* **Required task**
Determine the count of lines holding the string "Basins". Return only the number.

* **Saved entries**
----

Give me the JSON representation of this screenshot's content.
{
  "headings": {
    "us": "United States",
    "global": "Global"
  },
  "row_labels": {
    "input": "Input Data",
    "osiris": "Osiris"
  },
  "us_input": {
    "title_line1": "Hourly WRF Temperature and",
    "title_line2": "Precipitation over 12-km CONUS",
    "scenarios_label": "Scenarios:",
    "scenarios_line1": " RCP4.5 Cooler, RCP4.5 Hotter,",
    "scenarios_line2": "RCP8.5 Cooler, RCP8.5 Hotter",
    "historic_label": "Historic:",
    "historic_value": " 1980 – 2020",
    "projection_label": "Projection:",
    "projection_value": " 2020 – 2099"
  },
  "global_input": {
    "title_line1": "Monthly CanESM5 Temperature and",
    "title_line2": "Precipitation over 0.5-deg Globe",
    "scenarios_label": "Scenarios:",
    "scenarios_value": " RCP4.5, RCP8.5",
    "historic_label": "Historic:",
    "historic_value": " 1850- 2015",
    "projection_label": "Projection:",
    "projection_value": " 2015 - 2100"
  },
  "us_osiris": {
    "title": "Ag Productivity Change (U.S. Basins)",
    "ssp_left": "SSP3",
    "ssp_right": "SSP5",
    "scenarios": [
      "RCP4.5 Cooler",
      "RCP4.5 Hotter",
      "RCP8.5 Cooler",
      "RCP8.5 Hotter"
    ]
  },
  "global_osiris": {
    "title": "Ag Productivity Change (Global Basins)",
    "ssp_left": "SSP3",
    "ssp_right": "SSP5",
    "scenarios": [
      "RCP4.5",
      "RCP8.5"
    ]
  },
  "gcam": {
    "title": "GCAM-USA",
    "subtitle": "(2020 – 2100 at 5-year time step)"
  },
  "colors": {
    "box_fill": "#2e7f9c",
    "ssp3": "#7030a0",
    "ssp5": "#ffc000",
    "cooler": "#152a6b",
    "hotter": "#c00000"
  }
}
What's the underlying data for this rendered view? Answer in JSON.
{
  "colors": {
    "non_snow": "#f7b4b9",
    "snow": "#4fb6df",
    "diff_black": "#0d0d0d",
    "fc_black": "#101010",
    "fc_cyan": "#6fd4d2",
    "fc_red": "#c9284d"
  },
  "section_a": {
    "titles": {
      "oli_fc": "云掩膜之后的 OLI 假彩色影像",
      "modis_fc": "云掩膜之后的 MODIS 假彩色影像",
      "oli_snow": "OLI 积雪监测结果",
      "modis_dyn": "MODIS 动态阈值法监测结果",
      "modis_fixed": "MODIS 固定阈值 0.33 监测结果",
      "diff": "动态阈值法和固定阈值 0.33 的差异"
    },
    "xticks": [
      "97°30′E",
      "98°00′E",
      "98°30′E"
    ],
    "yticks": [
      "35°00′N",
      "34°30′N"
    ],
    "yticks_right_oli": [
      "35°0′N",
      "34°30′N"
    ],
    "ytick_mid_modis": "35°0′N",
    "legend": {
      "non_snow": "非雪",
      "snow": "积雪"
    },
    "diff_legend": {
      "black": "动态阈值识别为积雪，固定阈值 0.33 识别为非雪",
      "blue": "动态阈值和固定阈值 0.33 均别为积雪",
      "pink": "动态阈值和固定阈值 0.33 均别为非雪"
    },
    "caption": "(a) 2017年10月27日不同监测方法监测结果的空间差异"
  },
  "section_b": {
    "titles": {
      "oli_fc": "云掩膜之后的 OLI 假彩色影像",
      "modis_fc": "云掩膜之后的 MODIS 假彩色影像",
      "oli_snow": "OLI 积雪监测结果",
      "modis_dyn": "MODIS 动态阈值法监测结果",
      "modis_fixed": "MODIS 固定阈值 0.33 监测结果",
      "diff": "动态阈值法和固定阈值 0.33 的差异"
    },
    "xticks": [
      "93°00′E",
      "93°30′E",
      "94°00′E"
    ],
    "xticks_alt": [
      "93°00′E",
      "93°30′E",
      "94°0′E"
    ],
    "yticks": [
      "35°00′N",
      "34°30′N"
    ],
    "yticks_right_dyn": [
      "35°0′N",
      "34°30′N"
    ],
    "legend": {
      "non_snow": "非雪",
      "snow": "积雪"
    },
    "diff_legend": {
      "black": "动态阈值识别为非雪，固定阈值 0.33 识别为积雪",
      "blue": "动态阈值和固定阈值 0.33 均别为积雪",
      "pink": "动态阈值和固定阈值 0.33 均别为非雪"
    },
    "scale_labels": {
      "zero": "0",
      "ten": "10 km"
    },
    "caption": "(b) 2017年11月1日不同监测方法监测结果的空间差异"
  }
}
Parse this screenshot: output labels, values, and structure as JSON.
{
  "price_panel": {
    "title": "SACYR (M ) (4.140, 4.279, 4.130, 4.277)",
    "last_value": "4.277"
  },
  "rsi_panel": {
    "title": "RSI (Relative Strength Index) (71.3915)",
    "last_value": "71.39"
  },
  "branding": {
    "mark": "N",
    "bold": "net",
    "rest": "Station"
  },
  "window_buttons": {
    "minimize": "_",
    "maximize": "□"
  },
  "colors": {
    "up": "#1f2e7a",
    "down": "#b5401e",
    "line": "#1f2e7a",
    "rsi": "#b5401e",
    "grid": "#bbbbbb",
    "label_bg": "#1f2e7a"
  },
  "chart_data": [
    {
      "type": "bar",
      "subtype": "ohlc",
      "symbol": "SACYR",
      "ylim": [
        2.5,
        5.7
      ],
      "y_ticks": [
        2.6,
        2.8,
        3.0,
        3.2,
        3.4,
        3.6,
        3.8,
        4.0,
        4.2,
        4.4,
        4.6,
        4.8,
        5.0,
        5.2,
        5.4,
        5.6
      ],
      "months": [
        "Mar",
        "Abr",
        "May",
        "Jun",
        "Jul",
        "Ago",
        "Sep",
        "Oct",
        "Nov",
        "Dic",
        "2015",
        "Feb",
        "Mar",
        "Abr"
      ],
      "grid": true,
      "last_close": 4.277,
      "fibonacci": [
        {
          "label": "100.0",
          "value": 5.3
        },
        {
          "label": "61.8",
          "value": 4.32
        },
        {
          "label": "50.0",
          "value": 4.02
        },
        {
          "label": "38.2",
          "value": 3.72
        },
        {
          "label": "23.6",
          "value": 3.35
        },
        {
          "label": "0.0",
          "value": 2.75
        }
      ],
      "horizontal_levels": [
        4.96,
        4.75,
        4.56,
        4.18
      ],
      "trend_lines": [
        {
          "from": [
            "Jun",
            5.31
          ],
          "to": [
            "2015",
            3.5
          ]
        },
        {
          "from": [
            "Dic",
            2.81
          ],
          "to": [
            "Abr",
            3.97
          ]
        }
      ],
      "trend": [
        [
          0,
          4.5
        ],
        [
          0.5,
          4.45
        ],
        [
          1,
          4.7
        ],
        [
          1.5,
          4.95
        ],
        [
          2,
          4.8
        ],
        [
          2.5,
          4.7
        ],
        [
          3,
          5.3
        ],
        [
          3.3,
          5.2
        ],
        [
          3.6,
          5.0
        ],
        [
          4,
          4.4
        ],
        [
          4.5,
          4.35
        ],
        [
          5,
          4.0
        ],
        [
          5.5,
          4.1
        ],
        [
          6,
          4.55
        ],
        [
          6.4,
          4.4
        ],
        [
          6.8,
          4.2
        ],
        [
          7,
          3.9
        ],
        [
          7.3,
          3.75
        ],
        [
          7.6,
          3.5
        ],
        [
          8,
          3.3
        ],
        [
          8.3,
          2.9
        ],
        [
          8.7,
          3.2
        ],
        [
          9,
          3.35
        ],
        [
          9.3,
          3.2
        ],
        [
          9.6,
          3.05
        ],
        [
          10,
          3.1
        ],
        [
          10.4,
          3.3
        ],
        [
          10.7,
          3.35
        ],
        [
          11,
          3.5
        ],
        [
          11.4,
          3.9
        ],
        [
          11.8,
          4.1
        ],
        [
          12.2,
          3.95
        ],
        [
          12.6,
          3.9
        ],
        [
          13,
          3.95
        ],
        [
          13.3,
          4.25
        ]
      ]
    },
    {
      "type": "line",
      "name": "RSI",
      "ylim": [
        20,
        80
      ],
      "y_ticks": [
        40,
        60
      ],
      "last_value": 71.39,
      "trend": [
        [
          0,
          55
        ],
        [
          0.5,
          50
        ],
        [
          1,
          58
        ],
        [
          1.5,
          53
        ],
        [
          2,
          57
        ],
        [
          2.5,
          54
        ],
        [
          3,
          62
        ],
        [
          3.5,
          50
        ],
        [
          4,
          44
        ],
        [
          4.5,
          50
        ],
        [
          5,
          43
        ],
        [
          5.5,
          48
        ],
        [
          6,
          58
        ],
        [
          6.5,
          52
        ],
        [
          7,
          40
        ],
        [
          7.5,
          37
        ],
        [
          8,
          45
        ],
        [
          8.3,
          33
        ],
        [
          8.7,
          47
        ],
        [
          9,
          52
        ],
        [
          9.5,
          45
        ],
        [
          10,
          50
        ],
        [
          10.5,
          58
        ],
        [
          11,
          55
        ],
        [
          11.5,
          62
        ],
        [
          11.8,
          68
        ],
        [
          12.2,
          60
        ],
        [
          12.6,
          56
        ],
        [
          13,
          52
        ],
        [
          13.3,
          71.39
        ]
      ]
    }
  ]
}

----

* **Answer in full**
2